(Data records)
Begin

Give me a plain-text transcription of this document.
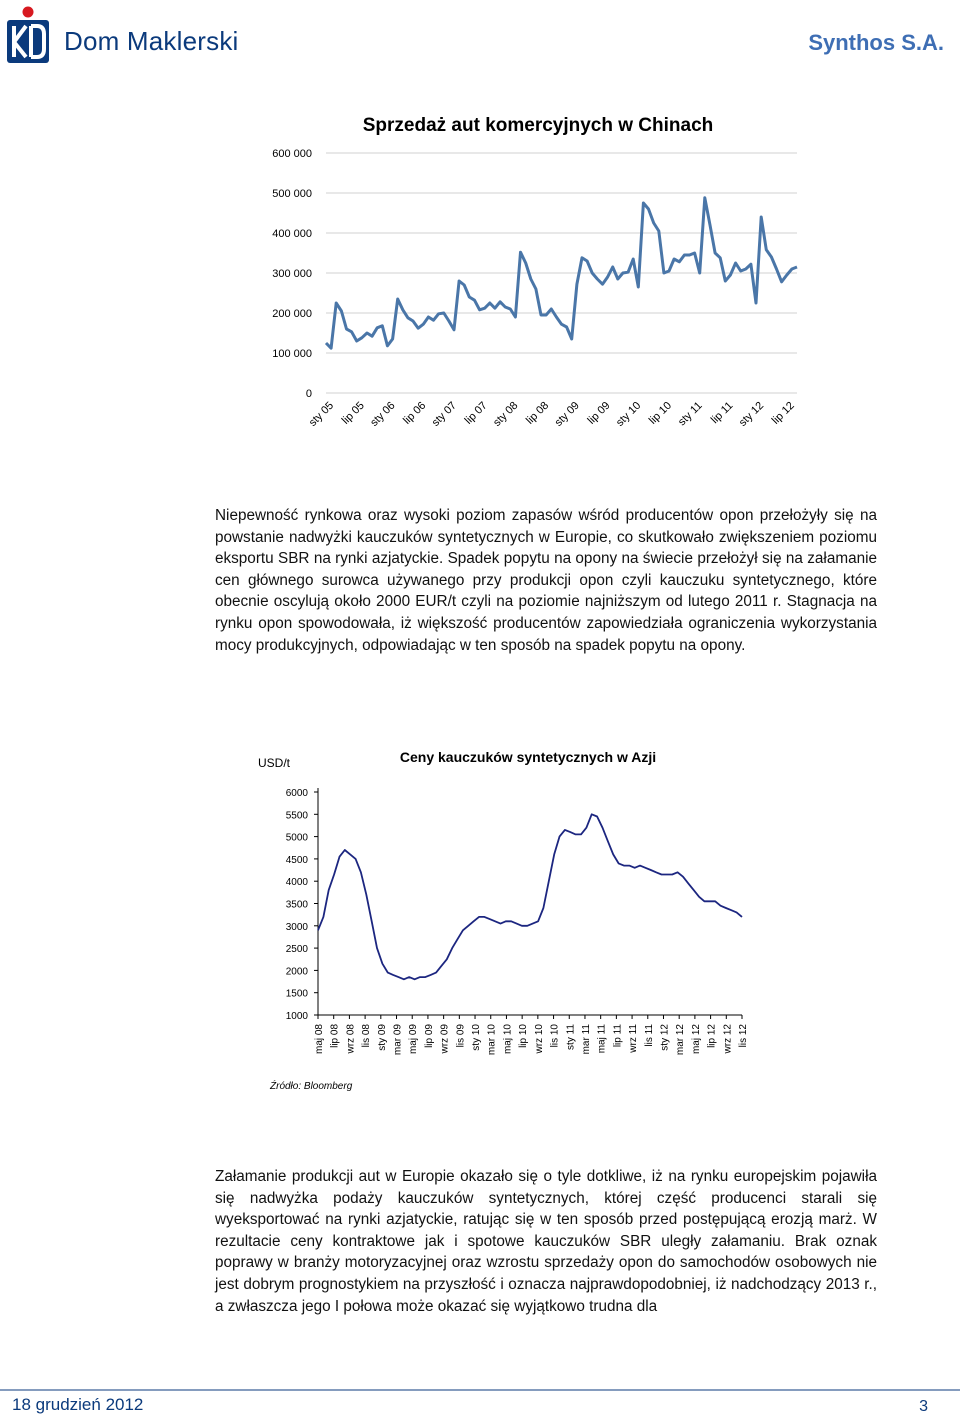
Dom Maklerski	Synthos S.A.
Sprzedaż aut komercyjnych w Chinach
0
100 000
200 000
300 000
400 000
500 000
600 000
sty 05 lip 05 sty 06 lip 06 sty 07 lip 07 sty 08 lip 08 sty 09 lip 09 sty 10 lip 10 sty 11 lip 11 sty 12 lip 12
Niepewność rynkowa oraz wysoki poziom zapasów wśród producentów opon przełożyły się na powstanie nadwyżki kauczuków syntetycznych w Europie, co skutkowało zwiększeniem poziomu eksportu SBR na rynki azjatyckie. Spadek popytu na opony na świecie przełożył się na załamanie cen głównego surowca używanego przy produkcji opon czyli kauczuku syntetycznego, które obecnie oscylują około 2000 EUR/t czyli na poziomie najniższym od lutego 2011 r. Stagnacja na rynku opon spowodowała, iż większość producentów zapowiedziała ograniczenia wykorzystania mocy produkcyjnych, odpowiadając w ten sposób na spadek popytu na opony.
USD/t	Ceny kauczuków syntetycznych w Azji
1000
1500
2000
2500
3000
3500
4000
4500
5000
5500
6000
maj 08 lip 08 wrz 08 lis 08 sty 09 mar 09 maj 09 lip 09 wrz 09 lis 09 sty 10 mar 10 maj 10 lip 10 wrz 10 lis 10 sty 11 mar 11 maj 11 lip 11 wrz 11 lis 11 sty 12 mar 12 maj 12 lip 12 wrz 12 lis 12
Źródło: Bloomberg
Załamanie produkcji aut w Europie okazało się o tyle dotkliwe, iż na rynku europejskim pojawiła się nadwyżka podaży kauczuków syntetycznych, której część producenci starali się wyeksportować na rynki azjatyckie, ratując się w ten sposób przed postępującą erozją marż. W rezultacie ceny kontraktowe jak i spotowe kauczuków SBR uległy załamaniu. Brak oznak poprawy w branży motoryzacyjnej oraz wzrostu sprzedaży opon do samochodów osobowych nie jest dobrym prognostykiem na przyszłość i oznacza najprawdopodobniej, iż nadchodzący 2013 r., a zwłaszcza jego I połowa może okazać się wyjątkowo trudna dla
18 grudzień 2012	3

End
Begin

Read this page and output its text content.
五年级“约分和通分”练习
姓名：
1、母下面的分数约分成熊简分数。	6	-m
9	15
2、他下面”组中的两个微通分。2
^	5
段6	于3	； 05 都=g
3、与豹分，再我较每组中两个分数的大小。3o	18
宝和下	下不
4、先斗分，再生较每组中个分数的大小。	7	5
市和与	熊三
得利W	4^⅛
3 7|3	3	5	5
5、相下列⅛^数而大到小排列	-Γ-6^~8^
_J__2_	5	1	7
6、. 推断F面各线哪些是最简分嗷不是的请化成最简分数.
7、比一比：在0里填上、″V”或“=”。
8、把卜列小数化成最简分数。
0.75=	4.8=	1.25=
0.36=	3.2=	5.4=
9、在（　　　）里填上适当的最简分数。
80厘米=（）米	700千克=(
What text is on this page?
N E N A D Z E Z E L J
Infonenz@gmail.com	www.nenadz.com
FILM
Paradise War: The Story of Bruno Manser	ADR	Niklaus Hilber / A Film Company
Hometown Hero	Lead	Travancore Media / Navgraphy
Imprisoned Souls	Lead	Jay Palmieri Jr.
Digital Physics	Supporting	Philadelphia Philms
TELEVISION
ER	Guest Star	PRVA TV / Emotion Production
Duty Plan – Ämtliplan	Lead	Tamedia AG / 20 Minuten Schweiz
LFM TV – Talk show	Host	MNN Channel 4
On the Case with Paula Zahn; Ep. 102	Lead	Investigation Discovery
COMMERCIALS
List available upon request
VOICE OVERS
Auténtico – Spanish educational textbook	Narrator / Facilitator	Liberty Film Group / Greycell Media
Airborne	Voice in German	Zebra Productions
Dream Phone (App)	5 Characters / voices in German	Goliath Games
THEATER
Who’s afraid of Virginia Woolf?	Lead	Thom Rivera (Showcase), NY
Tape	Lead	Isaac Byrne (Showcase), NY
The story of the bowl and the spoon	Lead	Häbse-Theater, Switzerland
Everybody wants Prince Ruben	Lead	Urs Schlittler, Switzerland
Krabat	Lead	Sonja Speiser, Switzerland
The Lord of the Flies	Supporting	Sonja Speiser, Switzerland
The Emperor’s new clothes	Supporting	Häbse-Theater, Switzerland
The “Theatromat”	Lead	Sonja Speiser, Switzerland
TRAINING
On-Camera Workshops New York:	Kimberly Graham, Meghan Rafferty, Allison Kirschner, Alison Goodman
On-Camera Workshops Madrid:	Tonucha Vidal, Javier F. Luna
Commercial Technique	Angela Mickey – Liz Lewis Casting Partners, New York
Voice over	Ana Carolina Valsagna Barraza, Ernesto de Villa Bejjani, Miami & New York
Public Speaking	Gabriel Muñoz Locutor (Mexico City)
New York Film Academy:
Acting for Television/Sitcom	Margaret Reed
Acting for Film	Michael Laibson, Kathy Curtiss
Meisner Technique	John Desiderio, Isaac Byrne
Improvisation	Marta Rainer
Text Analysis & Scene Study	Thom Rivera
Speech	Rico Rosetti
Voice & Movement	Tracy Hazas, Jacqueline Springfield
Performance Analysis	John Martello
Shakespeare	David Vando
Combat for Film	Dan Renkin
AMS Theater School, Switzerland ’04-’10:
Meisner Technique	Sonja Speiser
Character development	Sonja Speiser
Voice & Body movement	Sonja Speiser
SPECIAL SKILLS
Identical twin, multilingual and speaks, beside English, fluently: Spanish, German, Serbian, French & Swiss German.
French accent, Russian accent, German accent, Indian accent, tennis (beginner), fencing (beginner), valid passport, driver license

End
Begin

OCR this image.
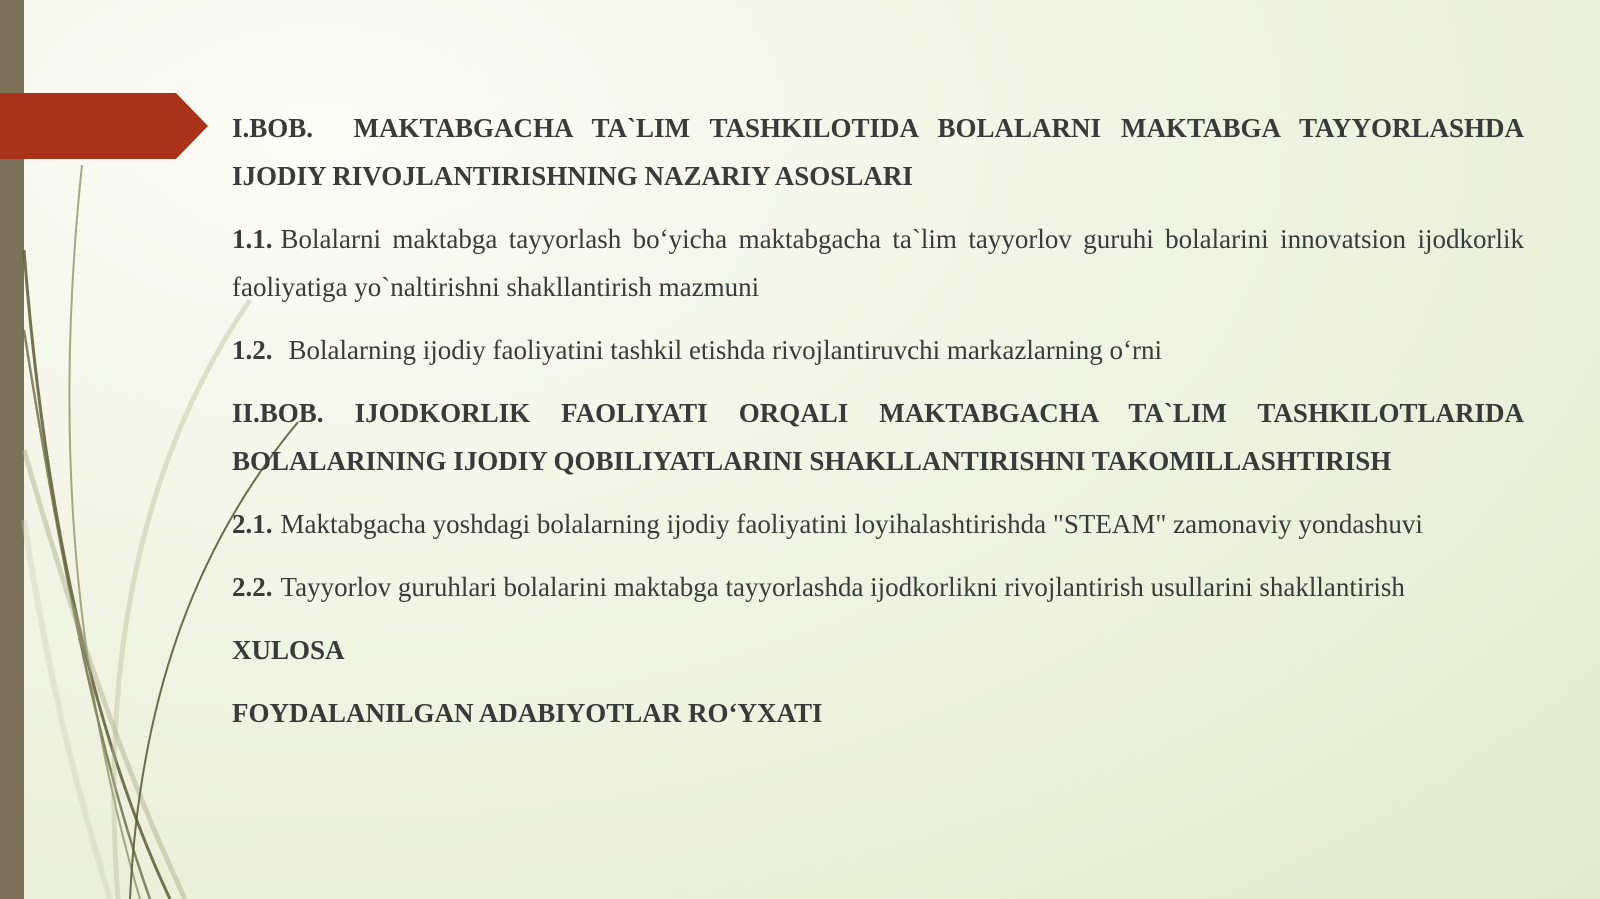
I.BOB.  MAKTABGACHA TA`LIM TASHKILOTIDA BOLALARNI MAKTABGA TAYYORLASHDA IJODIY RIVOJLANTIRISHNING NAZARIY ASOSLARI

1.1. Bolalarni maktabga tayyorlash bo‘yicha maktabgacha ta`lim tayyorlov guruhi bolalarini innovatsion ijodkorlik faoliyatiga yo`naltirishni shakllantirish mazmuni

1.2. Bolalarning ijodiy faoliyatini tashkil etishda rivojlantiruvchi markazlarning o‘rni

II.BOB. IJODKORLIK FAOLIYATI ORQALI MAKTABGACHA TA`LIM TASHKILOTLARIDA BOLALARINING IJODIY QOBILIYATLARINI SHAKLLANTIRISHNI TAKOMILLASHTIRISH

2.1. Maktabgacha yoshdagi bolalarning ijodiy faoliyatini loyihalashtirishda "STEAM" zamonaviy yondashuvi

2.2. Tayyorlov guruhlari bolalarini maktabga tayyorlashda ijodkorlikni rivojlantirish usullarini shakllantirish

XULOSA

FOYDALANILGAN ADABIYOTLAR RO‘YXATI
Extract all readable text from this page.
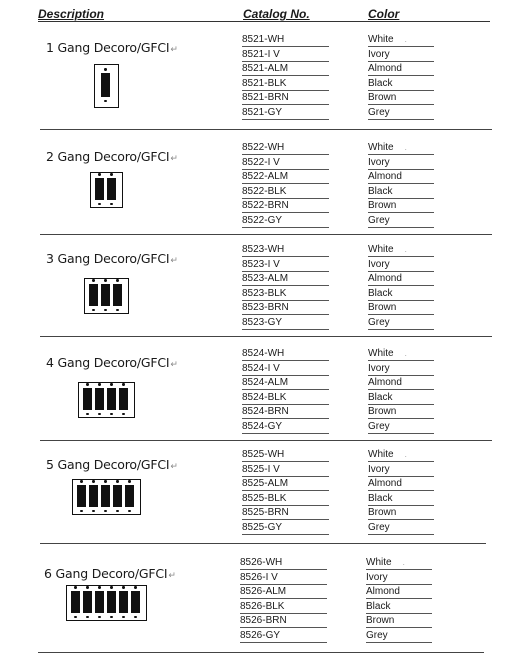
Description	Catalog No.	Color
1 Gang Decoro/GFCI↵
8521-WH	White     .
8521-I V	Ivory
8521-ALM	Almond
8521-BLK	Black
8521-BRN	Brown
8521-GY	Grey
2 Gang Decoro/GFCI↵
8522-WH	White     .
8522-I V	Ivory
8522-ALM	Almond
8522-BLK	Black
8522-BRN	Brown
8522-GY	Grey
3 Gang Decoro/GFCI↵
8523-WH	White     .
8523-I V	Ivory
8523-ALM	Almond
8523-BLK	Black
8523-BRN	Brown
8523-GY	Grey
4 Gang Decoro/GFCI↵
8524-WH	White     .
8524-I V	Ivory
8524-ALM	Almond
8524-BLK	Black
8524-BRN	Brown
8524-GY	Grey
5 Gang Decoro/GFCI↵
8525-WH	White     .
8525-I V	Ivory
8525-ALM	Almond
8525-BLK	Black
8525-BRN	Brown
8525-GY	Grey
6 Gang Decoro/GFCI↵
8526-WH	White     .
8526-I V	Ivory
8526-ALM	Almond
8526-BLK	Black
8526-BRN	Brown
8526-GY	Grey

End

• [EXERCISE DETAILS]: From the data above, pick out each line containing "Thom" and copy it.

• [TASK RESULT]:
Who’s afraid of Virginia Woolf?	Lead	Thom Rivera (Showcase), NY
Text Analysis & Scene Study	Thom Rivera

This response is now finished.